### Given entries
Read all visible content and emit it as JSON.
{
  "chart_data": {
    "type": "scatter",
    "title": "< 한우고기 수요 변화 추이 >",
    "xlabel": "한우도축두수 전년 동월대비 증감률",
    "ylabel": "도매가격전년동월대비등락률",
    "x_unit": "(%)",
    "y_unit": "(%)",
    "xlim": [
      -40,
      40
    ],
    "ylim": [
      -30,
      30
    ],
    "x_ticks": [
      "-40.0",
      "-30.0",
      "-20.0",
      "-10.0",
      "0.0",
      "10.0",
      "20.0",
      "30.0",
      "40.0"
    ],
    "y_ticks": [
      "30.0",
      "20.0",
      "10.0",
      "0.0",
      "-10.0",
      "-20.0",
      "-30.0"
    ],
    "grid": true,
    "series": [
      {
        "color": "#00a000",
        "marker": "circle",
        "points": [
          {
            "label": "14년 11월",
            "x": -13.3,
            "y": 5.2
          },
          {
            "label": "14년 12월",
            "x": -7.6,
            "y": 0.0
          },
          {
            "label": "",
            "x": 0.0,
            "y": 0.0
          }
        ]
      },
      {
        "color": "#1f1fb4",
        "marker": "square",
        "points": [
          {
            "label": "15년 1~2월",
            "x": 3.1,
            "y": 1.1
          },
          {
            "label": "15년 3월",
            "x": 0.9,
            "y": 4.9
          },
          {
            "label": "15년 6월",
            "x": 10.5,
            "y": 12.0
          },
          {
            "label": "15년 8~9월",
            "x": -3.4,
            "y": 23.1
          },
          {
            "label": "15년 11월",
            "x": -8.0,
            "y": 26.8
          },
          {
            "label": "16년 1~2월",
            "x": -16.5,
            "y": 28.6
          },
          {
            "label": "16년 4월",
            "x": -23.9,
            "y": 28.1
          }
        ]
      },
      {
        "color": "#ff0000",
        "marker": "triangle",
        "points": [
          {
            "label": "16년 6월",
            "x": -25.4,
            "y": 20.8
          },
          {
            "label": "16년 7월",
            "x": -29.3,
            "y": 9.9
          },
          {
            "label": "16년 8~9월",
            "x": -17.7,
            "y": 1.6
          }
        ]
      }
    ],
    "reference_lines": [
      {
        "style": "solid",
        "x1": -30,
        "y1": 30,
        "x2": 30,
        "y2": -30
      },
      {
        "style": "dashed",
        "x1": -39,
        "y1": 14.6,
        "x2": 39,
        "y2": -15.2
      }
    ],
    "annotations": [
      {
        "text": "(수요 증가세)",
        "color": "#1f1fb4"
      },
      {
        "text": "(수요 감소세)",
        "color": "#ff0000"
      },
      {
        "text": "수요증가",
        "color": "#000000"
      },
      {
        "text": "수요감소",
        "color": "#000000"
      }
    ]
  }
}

### Your objective
In the entries above, identify every line with the string "text".

### Final result
        "text": "(수요 증가세)",
        "text": "(수요 감소세)",
        "text": "수요증가",
        "text": "수요감소",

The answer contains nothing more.